# Exercise prompt
Count the lines below that contain the word "Zachariassen" and give only that number.

# Material
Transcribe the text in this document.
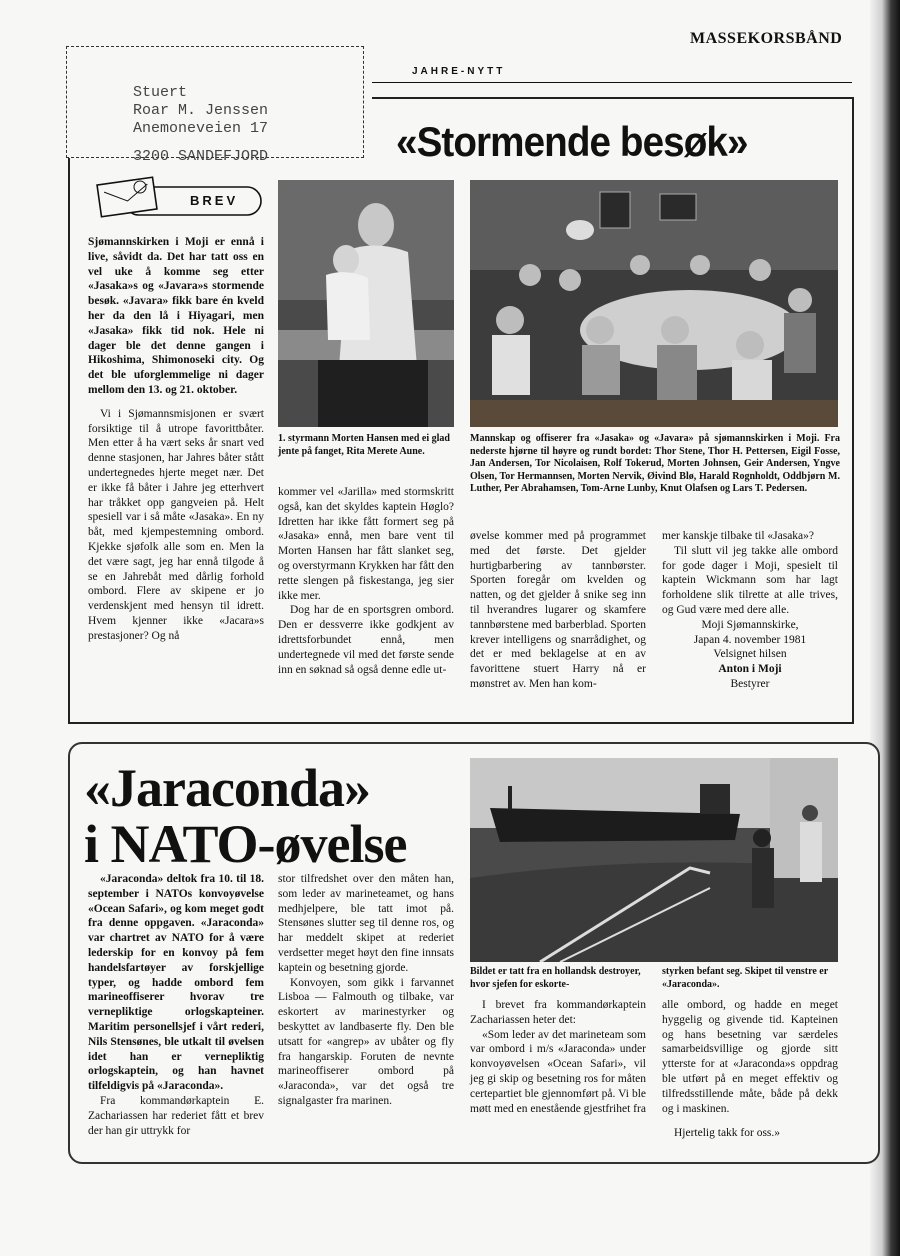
MASSEKORSBÅND
JAHRE-NYTT
Stuert
Roar M. Jenssen
Anemoneveien 17
3200 SANDEFJORD	«Stormende besøk»
BREV

Sjømannskirken i Moji er ennå i live, såvidt da. Det har tatt oss en vel uke å komme seg etter «Jasaka»s og «Javara»s stormende besøk. «Javara» fikk bare én kveld her da den lå i Hiyagari, men «Jasaka» fikk tid nok. Hele ni dager ble det denne gangen i Hikoshima, Shimonoseki city. Og det ble uforglemmelige ni dager mellom den 13. og 21. oktober.

Vi i Sjømannsmisjonen er svært forsiktige til å utrope favorittbåter. Men etter å ha vært seks år snart ved denne stasjonen, har Jahres båter stått undertegnedes hjerte meget nær. Det er ikke få båter i Jahre jeg etterhvert har tråkket opp gangveien på. Helt spesiell var i så måte «Jasaka». En ny båt, med kjempestemning ombord. Kjekke sjøfolk alle som en. Men la det være sagt, jeg har ennå tilgode å se en Jahrebåt med dårlig forhold ombord. Flere av skipene er jo verdenskjent med hensyn til idrett. Hvem kjenner ikke «Jacara»s prestasjoner? Og nå

1. styrmann Morten Hansen med ei glad jente på fanget, Rita Merete Aune.
Mannskap og offiserer fra «Jasaka» og «Javara» på sjømannskirken i Moji. Fra nederste hjørne til høyre og rundt bordet: Thor Stene, Thor H. Pettersen, Eigil Fosse, Jan Andersen, Tor Nicolaisen, Rolf Tokerud, Morten Johnsen, Geir Andersen, Yngve Olsen, Tor Hermannsen, Morten Nervik, Øivind Blø, Harald Rognholdt, Oddbjørn M. Luther, Per Abrahamsen, Tom-Arne Lunby, Knut Olafsen og Lars T. Pedersen.

kommer vel «Jarilla» med stormskritt også, kan det skyldes kaptein Høglo? Idretten har ikke fått formert seg på «Jasaka» ennå, men bare vent til Morten Hansen har fått slanket seg, og overstyrmann Krykken har fått den rette slengen på fiskestanga, jeg sier ikke mer.

Dog har de en sportsgren ombord. Den er dessverre ikke godkjent av idrettsforbundet ennå, men undertegnede vil med det første sende inn en søknad så også denne edle ut-

øvelse kommer med på programmet med det første. Det gjelder hurtigbarbering av tannbørster. Sporten foregår om kvelden og natten, og det gjelder å snike seg inn til hverandres lugarer og skamfere tannbørstene med barberblad. Sporten krever intelligens og snarrådighet, og det er med beklagelse at en av favorittene stuert Harry nå er mønstret av. Men han kom-

mer kanskje tilbake til «Jasaka»?

Til slutt vil jeg takke alle ombord for gode dager i Moji, spesielt til kaptein Wickmann som har lagt forholdene slik tilrette at alle trives, og Gud være med dere alle.

Moji Sjømannskirke,
Japan 4. november 1981
Velsignet hilsen
Anton i Moji
Bestyrer
«Jaraconda»
i NATO-øvelse

«Jaraconda» deltok fra 10. til 18. september i NATOs konvoyøvelse «Ocean Safari», og kom meget godt fra denne oppgaven. «Jaraconda» var chartret av NATO for å være lederskip for en konvoy på fem handelsfartøyer av forskjellige typer, og hadde ombord fem marineoffiserer hvorav tre vernepliktige orlogskapteiner. Maritim personellsjef i vårt rederi, Nils Stensønes, ble utkalt til øvelsen idet han er vernepliktig orlogskaptein, og han havnet tilfeldigvis på «Jaraconda».

Fra kommandørkaptein E. Zachariassen har rederiet fått et brev der han gir uttrykk for

stor tilfredshet over den måten han, som leder av marineteamet, og hans medhjelpere, ble tatt imot på. Stensønes slutter seg til denne ros, og har meddelt skipet at rederiet verdsetter meget høyt den fine innsats kaptein og besetning gjorde.

Konvoyen, som gikk i farvannet Lisboa — Falmouth og tilbake, var eskortert av marinestyrker og beskyttet av landbaserte fly. Den ble utsatt for «angrep» av ubåter og fly fra hangarskip. Foruten de nevnte marineoffiserer ombord på «Jaraconda», var det også tre signalgaster fra marinen.

Bildet er tatt fra en hollandsk destroyer, hvor sjefen for eskorte-
styrken befant seg. Skipet til venstre er «Jaraconda».

I brevet fra kommandørkaptein Zachariassen heter det:

«Som leder av det marineteam som var ombord i m/s «Jaraconda» under konvoyøvelsen «Ocean Safari», vil jeg gi skip og besetning ros for måten certepartiet ble gjennomført på. Vi ble møtt med en enestående gjestfrihet fra

alle ombord, og hadde en meget hyggelig og givende tid. Kapteinen og hans besetning var særdeles samarbeidsvillige og gjorde sitt ytterste for at «Jaraconda»s oppdrag ble utført på en meget effektiv og tilfredsstillende måte, både på dekk og i maskinen.

Hjertelig takk for oss.»
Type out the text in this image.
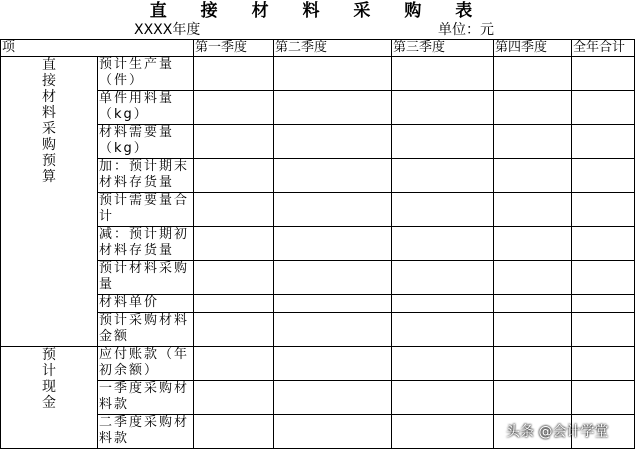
直 接 材 料 采 购 表
XXXX年度	单位：元
项		第一季度	第二季度	第三季度	第四季度	全年合计
直接材料采购预算	预计生产量（件）					
	单件用料量（kg）					
	材料需要量（kg）					
	加：预计期末材料存货量					
	预计需要量合计					
	减：预计期初材料存货量					
	预计材料采购量					
	材料单价					
	预计采购材料金额					
预计现金	应付账款（年初余额）					
	一季度采购材料款					
	二季度采购材料款						头条 @会计学堂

# Output below
2